▶ **Description of the task**
Within the material below, find each line bearing the word "color" and present it.

══ Supplied records

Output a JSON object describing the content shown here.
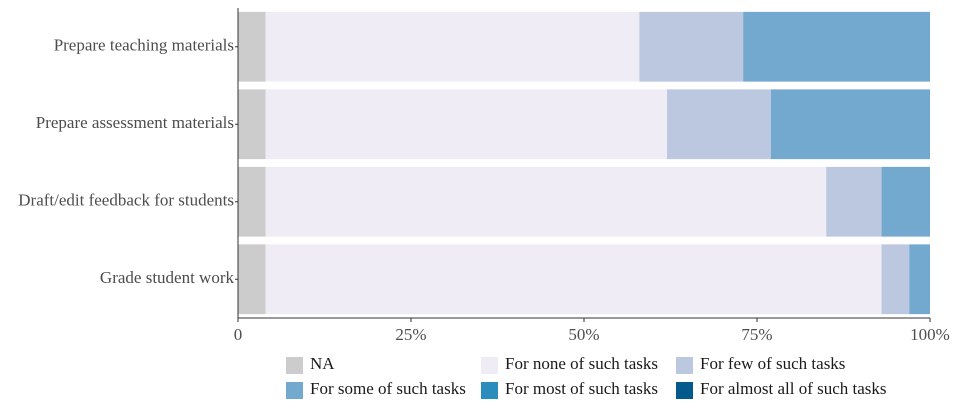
{
  "chart_data": {
    "type": "bar",
    "orientation": "horizontal",
    "stacked": true,
    "categories": [
      "Prepare teaching materials",
      "Prepare assessment materials",
      "Draft/edit feedback for students",
      "Grade student work"
    ],
    "series": [
      {
        "name": "NA",
        "color": "#cccccc",
        "values": [
          4,
          4,
          4,
          4
        ]
      },
      {
        "name": "For none of such tasks",
        "color": "#f0ecf5",
        "values": [
          54,
          58,
          81,
          89
        ]
      },
      {
        "name": "For few of such tasks",
        "color": "#bcc8e0",
        "values": [
          15,
          15,
          8,
          4
        ]
      },
      {
        "name": "For some of such tasks",
        "color": "#74a9cf",
        "values": [
          27,
          23,
          7,
          3
        ]
      },
      {
        "name": "For most of such tasks",
        "color": "#2b8cbe",
        "values": [
          0,
          0,
          0,
          0
        ]
      },
      {
        "name": "For almost all of such tasks",
        "color": "#045a8d",
        "values": [
          0,
          0,
          0,
          0
        ]
      }
    ],
    "xlim": [
      0,
      100
    ],
    "x_ticks": [
      {
        "value": 0,
        "label": "0"
      },
      {
        "value": 25,
        "label": "25%"
      },
      {
        "value": 50,
        "label": "50%"
      },
      {
        "value": 75,
        "label": "75%"
      },
      {
        "value": 100,
        "label": "100%"
      }
    ],
    "title": "",
    "xlabel": "",
    "ylabel": "",
    "grid": false,
    "legend_position": "bottom"
  }
}
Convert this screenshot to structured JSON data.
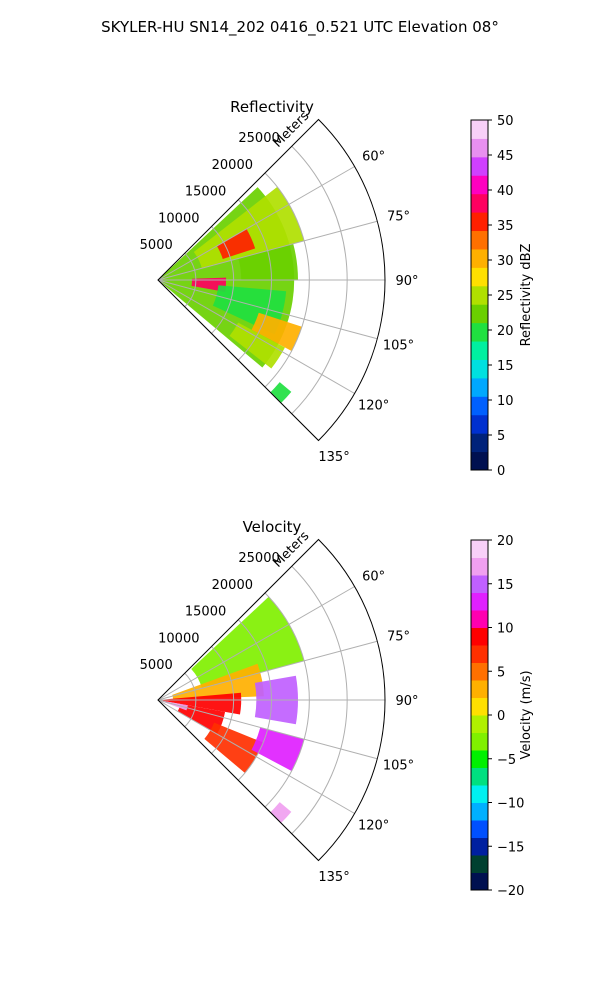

════

▶ **The completed task**
        "color": "#cccccc",
        "color": "#f0ecf5",
        "color": "#bcc8e0",
        "color": "#74a9cf",
        "color": "#2b8cbe",
        "color": "#045a8d",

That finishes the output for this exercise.